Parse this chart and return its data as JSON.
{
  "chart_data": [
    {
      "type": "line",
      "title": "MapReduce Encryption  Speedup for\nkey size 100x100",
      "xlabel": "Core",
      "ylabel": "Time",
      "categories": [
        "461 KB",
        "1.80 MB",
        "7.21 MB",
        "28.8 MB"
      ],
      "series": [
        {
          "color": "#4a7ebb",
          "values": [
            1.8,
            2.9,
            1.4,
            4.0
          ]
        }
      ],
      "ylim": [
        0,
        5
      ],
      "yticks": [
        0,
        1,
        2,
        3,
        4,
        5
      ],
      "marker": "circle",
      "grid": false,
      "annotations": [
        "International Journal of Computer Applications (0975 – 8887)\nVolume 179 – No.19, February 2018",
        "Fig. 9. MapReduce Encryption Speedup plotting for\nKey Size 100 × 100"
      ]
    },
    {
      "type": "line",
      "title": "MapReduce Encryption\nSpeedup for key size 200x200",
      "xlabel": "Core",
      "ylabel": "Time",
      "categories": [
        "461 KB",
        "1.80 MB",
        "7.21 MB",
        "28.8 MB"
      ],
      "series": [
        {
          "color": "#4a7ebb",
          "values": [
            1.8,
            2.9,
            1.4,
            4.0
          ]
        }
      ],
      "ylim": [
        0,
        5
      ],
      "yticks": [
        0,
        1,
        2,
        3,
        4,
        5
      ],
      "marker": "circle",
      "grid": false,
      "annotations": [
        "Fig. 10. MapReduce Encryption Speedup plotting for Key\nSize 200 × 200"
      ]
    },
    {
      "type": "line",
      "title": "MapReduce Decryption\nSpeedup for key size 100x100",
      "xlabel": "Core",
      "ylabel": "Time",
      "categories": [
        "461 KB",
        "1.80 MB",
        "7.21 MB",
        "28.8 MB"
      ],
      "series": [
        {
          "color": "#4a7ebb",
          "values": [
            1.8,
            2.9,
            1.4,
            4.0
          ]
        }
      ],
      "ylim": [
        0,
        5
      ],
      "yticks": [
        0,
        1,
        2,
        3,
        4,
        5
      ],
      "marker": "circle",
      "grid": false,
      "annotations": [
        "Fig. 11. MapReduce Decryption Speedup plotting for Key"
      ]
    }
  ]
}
◇ ◇ ◇ ◇
### CHALLENGE
Please repeat the listing exactly, with nothing left out.

### ANSWER
Parse this chart and return its data as JSON.
{
  "chart_data": [
    {
      "type": "line",
      "title": "MapReduce Encryption  Speedup for\nkey size 100x100",
      "xlabel": "Core",
      "ylabel": "Time",
      "categories": [
        "461 KB",
        "1.80 MB",
        "7.21 MB",
        "28.8 MB"
      ],
      "series": [
        {
          "color": "#4a7ebb",
          "values": [
            1.8,
            2.9,
            1.4,
            4.0
          ]
        }
      ],
      "ylim": [
        0,
        5
      ],
      "yticks": [
        0,
        1,
        2,
        3,
        4,
        5
      ],
      "marker": "circle",
      "grid": false,
      "annotations": [
        "International Journal of Computer Applications (0975 – 8887)\nVolume 179 – No.19, February 2018",
        "Fig. 9. MapReduce Encryption Speedup plotting for\nKey Size 100 × 100"
      ]
    },
    {
      "type": "line",
      "title": "MapReduce Encryption\nSpeedup for key size 200x200",
      "xlabel": "Core",
      "ylabel": "Time",
      "categories": [
        "461 KB",
        "1.80 MB",
        "7.21 MB",
        "28.8 MB"
      ],
      "series": [
        {
          "color": "#4a7ebb",
          "values": [
            1.8,
            2.9,
            1.4,
            4.0
          ]
        }
      ],
      "ylim": [
        0,
        5
      ],
      "yticks": [
        0,
        1,
        2,
        3,
        4,
        5
      ],
      "marker": "circle",
      "grid": false,
      "annotations": [
        "Fig. 10. MapReduce Encryption Speedup plotting for Key\nSize 200 × 200"
      ]
    },
    {
      "type": "line",
      "title": "MapReduce Decryption\nSpeedup for key size 100x100",
      "xlabel": "Core",
      "ylabel": "Time",
      "categories": [
        "461 KB",
        "1.80 MB",
        "7.21 MB",
        "28.8 MB"
      ],
      "series": [
        {
          "color": "#4a7ebb",
          "values": [
            1.8,
            2.9,
            1.4,
            4.0
          ]
        }
      ],
      "ylim": [
        0,
        5
      ],
      "yticks": [
        0,
        1,
        2,
        3,
        4,
        5
      ],
      "marker": "circle",
      "grid": false,
      "annotations": [
        "Fig. 11. MapReduce Decryption Speedup plotting for Key"
      ]
    }
  ]
}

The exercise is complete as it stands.